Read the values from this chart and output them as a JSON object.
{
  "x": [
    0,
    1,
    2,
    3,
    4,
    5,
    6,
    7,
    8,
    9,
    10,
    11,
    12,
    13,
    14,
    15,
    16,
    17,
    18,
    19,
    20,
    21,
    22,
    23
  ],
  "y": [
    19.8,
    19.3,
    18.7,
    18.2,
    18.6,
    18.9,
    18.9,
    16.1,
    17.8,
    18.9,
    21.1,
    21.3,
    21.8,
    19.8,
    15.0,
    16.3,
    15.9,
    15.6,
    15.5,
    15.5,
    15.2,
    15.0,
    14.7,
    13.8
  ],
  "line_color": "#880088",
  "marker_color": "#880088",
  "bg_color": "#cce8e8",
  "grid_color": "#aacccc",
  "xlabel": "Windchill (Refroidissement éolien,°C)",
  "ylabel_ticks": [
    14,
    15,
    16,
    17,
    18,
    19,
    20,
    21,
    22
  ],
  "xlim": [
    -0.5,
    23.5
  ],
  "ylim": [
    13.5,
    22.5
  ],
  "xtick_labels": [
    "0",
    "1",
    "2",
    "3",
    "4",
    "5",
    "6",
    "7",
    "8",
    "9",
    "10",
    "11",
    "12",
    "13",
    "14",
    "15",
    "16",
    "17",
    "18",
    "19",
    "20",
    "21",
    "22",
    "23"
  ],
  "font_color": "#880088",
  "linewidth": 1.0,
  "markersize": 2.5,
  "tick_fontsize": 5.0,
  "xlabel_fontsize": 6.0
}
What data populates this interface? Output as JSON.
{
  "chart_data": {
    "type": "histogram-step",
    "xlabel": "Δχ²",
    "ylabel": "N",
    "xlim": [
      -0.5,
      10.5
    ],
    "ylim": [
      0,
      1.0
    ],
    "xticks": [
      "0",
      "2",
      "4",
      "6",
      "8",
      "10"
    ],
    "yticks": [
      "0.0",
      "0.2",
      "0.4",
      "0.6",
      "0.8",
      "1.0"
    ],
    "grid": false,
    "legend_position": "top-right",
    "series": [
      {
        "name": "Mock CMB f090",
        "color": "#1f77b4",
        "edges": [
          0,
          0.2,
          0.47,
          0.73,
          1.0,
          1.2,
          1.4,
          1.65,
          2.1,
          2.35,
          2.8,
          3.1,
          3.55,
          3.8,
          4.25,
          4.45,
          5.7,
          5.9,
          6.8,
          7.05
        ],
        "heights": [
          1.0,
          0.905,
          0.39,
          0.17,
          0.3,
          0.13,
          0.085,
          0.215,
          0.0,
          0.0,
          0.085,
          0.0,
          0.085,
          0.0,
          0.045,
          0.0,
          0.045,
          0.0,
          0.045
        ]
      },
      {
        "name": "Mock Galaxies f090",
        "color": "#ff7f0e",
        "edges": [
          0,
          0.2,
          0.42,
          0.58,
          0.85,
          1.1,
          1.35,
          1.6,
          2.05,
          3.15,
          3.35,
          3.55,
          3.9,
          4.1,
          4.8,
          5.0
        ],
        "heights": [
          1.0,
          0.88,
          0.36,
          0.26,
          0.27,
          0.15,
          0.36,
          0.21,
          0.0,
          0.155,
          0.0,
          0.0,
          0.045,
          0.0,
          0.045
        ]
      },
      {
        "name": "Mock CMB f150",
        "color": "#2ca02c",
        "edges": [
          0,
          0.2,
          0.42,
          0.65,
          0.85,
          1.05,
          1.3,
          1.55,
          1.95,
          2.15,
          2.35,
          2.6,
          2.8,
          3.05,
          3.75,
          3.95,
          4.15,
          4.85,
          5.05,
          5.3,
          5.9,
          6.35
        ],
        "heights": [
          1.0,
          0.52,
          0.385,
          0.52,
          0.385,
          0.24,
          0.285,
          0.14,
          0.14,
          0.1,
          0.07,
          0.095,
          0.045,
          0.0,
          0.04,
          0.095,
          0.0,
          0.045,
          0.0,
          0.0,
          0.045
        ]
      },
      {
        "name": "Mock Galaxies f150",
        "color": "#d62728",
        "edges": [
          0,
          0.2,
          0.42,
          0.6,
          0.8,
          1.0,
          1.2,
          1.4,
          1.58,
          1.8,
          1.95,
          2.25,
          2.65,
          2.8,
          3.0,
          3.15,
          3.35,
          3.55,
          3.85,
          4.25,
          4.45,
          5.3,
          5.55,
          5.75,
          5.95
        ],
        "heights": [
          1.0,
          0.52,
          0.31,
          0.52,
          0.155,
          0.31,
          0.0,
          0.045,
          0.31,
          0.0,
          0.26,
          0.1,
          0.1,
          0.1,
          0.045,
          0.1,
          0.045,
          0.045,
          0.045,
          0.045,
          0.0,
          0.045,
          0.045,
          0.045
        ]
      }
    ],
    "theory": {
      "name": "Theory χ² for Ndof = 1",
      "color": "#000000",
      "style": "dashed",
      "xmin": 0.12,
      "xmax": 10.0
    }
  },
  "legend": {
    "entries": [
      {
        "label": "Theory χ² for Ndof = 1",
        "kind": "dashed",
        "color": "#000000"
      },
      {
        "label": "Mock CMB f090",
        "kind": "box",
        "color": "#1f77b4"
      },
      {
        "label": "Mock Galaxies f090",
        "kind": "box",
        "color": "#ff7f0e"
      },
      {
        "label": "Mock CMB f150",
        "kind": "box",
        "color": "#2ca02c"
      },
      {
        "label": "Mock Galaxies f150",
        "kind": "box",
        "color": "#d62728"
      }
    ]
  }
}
# # # #
Problem to work on
Write out every entry again exactly, please, with nothing missing.

Written answer
Read the values from this chart and output them as a JSON object.
{
  "x": [
    0,
    1,
    2,
    3,
    4,
    5,
    6,
    7,
    8,
    9,
    10,
    11,
    12,
    13,
    14,
    15,
    16,
    17,
    18,
    19,
    20,
    21,
    22,
    23
  ],
  "y": [
    19.8,
    19.3,
    18.7,
    18.2,
    18.6,
    18.9,
    18.9,
    16.1,
    17.8,
    18.9,
    21.1,
    21.3,
    21.8,
    19.8,
    15.0,
    16.3,
    15.9,
    15.6,
    15.5,
    15.5,
    15.2,
    15.0,
    14.7,
    13.8
  ],
  "line_color": "#880088",
  "marker_color": "#880088",
  "bg_color": "#cce8e8",
  "grid_color": "#aacccc",
  "xlabel": "Windchill (Refroidissement éolien,°C)",
  "ylabel_ticks": [
    14,
    15,
    16,
    17,
    18,
    19,
    20,
    21,
    22
  ],
  "xlim": [
    -0.5,
    23.5
  ],
  "ylim": [
    13.5,
    22.5
  ],
  "xtick_labels": [
    "0",
    "1",
    "2",
    "3",
    "4",
    "5",
    "6",
    "7",
    "8",
    "9",
    "10",
    "11",
    "12",
    "13",
    "14",
    "15",
    "16",
    "17",
    "18",
    "19",
    "20",
    "21",
    "22",
    "23"
  ],
  "font_color": "#880088",
  "linewidth": 1.0,
  "markersize": 2.5,
  "tick_fontsize": 5.0,
  "xlabel_fontsize": 6.0
}
What data populates this interface? Output as JSON.
{
  "chart_data": {
    "type": "histogram-step",
    "xlabel": "Δχ²",
    "ylabel": "N",
    "xlim": [
      -0.5,
      10.5
    ],
    "ylim": [
      0,
      1.0
    ],
    "xticks": [
      "0",
      "2",
      "4",
      "6",
      "8",
      "10"
    ],
    "yticks": [
      "0.0",
      "0.2",
      "0.4",
      "0.6",
      "0.8",
      "1.0"
    ],
    "grid": false,
    "legend_position": "top-right",
    "series": [
      {
        "name": "Mock CMB f090",
        "color": "#1f77b4",
        "edges": [
          0,
          0.2,
          0.47,
          0.73,
          1.0,
          1.2,
          1.4,
          1.65,
          2.1,
          2.35,
          2.8,
          3.1,
          3.55,
          3.8,
          4.25,
          4.45,
          5.7,
          5.9,
          6.8,
          7.05
        ],
        "heights": [
          1.0,
          0.905,
          0.39,
          0.17,
          0.3,
          0.13,
          0.085,
          0.215,
          0.0,
          0.0,
          0.085,
          0.0,
          0.085,
          0.0,
          0.045,
          0.0,
          0.045,
          0.0,
          0.045
        ]
      },
      {
        "name": "Mock Galaxies f090",
        "color": "#ff7f0e",
        "edges": [
          0,
          0.2,
          0.42,
          0.58,
          0.85,
          1.1,
          1.35,
          1.6,
          2.05,
          3.15,
          3.35,
          3.55,
          3.9,
          4.1,
          4.8,
          5.0
        ],
        "heights": [
          1.0,
          0.88,
          0.36,
          0.26,
          0.27,
          0.15,
          0.36,
          0.21,
          0.0,
          0.155,
          0.0,
          0.0,
          0.045,
          0.0,
          0.045
        ]
      },
      {
        "name": "Mock CMB f150",
        "color": "#2ca02c",
        "edges": [
          0,
          0.2,
          0.42,
          0.65,
          0.85,
          1.05,
          1.3,
          1.55,
          1.95,
          2.15,
          2.35,
          2.6,
          2.8,
          3.05,
          3.75,
          3.95,
          4.15,
          4.85,
          5.05,
          5.3,
          5.9,
          6.35
        ],
        "heights": [
          1.0,
          0.52,
          0.385,
          0.52,
          0.385,
          0.24,
          0.285,
          0.14,
          0.14,
          0.1,
          0.07,
          0.095,
          0.045,
          0.0,
          0.04,
          0.095,
          0.0,
          0.045,
          0.0,
          0.0,
          0.045
        ]
      },
      {
        "name": "Mock Galaxies f150",
        "color": "#d62728",
        "edges": [
          0,
          0.2,
          0.42,
          0.6,
          0.8,
          1.0,
          1.2,
          1.4,
          1.58,
          1.8,
          1.95,
          2.25,
          2.65,
          2.8,
          3.0,
          3.15,
          3.35,
          3.55,
          3.85,
          4.25,
          4.45,
          5.3,
          5.55,
          5.75,
          5.95
        ],
        "heights": [
          1.0,
          0.52,
          0.31,
          0.52,
          0.155,
          0.31,
          0.0,
          0.045,
          0.31,
          0.0,
          0.26,
          0.1,
          0.1,
          0.1,
          0.045,
          0.1,
          0.045,
          0.045,
          0.045,
          0.045,
          0.0,
          0.045,
          0.045,
          0.045
        ]
      }
    ],
    "theory": {
      "name": "Theory χ² for Ndof = 1",
      "color": "#000000",
      "style": "dashed",
      "xmin": 0.12,
      "xmax": 10.0
    }
  },
  "legend": {
    "entries": [
      {
        "label": "Theory χ² for Ndof = 1",
        "kind": "dashed",
        "color": "#000000"
      },
      {
        "label": "Mock CMB f090",
        "kind": "box",
        "color": "#1f77b4"
      },
      {
        "label": "Mock Galaxies f090",
        "kind": "box",
        "color": "#ff7f0e"
      },
      {
        "label": "Mock CMB f150",
        "kind": "box",
        "color": "#2ca02c"
      },
      {
        "label": "Mock Galaxies f150",
        "kind": "box",
        "color": "#d62728"
      }
    ]
  }
}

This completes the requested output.